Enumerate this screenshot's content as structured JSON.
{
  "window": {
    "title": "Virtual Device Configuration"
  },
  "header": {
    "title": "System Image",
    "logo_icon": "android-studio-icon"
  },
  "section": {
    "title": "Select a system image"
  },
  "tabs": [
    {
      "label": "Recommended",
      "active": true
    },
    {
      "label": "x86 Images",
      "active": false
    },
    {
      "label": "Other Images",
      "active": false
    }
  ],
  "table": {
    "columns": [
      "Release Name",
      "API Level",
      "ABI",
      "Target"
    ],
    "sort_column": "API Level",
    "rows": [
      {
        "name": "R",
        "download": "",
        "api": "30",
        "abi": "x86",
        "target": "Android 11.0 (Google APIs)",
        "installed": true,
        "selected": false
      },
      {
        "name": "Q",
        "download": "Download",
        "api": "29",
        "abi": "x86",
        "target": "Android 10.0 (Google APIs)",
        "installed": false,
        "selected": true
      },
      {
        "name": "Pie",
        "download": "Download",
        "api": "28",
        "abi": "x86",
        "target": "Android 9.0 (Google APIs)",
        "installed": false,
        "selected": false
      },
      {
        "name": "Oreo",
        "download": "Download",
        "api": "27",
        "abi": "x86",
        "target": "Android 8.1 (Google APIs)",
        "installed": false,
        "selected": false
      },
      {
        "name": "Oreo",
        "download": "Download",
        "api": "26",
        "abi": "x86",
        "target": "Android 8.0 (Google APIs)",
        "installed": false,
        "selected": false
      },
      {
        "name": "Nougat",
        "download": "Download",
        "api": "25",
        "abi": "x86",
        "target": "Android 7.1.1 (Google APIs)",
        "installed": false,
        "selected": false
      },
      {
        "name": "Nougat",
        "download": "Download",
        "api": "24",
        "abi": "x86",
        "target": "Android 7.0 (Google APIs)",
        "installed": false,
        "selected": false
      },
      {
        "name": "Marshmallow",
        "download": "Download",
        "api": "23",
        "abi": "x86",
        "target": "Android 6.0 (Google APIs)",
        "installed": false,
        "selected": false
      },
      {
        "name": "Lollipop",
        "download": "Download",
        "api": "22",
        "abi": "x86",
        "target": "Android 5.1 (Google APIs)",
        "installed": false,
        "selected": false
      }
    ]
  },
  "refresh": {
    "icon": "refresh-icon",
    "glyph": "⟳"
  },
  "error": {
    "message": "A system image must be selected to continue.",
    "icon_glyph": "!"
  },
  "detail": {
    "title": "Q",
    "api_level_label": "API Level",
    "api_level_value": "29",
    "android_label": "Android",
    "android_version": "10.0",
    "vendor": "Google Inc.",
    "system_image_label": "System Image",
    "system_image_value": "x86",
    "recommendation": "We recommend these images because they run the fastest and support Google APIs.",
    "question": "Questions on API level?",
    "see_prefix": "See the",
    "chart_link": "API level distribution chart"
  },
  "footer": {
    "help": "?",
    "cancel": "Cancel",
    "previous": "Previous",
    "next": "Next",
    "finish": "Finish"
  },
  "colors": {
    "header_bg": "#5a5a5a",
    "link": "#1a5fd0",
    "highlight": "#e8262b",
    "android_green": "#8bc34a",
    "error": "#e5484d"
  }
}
────────────────────
WRITTEN TASK:
Repeat all the entries word for word.

ANSWER FOR THE TASK:
Enumerate this screenshot's content as structured JSON.
{
  "window": {
    "title": "Virtual Device Configuration"
  },
  "header": {
    "title": "System Image",
    "logo_icon": "android-studio-icon"
  },
  "section": {
    "title": "Select a system image"
  },
  "tabs": [
    {
      "label": "Recommended",
      "active": true
    },
    {
      "label": "x86 Images",
      "active": false
    },
    {
      "label": "Other Images",
      "active": false
    }
  ],
  "table": {
    "columns": [
      "Release Name",
      "API Level",
      "ABI",
      "Target"
    ],
    "sort_column": "API Level",
    "rows": [
      {
        "name": "R",
        "download": "",
        "api": "30",
        "abi": "x86",
        "target": "Android 11.0 (Google APIs)",
        "installed": true,
        "selected": false
      },
      {
        "name": "Q",
        "download": "Download",
        "api": "29",
        "abi": "x86",
        "target": "Android 10.0 (Google APIs)",
        "installed": false,
        "selected": true
      },
      {
        "name": "Pie",
        "download": "Download",
        "api": "28",
        "abi": "x86",
        "target": "Android 9.0 (Google APIs)",
        "installed": false,
        "selected": false
      },
      {
        "name": "Oreo",
        "download": "Download",
        "api": "27",
        "abi": "x86",
        "target": "Android 8.1 (Google APIs)",
        "installed": false,
        "selected": false
      },
      {
        "name": "Oreo",
        "download": "Download",
        "api": "26",
        "abi": "x86",
        "target": "Android 8.0 (Google APIs)",
        "installed": false,
        "selected": false
      },
      {
        "name": "Nougat",
        "download": "Download",
        "api": "25",
        "abi": "x86",
        "target": "Android 7.1.1 (Google APIs)",
        "installed": false,
        "selected": false
      },
      {
        "name": "Nougat",
        "download": "Download",
        "api": "24",
        "abi": "x86",
        "target": "Android 7.0 (Google APIs)",
        "installed": false,
        "selected": false
      },
      {
        "name": "Marshmallow",
        "download": "Download",
        "api": "23",
        "abi": "x86",
        "target": "Android 6.0 (Google APIs)",
        "installed": false,
        "selected": false
      },
      {
        "name": "Lollipop",
        "download": "Download",
        "api": "22",
        "abi": "x86",
        "target": "Android 5.1 (Google APIs)",
        "installed": false,
        "selected": false
      }
    ]
  },
  "refresh": {
    "icon": "refresh-icon",
    "glyph": "⟳"
  },
  "error": {
    "message": "A system image must be selected to continue.",
    "icon_glyph": "!"
  },
  "detail": {
    "title": "Q",
    "api_level_label": "API Level",
    "api_level_value": "29",
    "android_label": "Android",
    "android_version": "10.0",
    "vendor": "Google Inc.",
    "system_image_label": "System Image",
    "system_image_value": "x86",
    "recommendation": "We recommend these images because they run the fastest and support Google APIs.",
    "question": "Questions on API level?",
    "see_prefix": "See the",
    "chart_link": "API level distribution chart"
  },
  "footer": {
    "help": "?",
    "cancel": "Cancel",
    "previous": "Previous",
    "next": "Next",
    "finish": "Finish"
  },
  "colors": {
    "header_bg": "#5a5a5a",
    "link": "#1a5fd0",
    "highlight": "#e8262b",
    "android_green": "#8bc34a",
    "error": "#e5484d"
  }
}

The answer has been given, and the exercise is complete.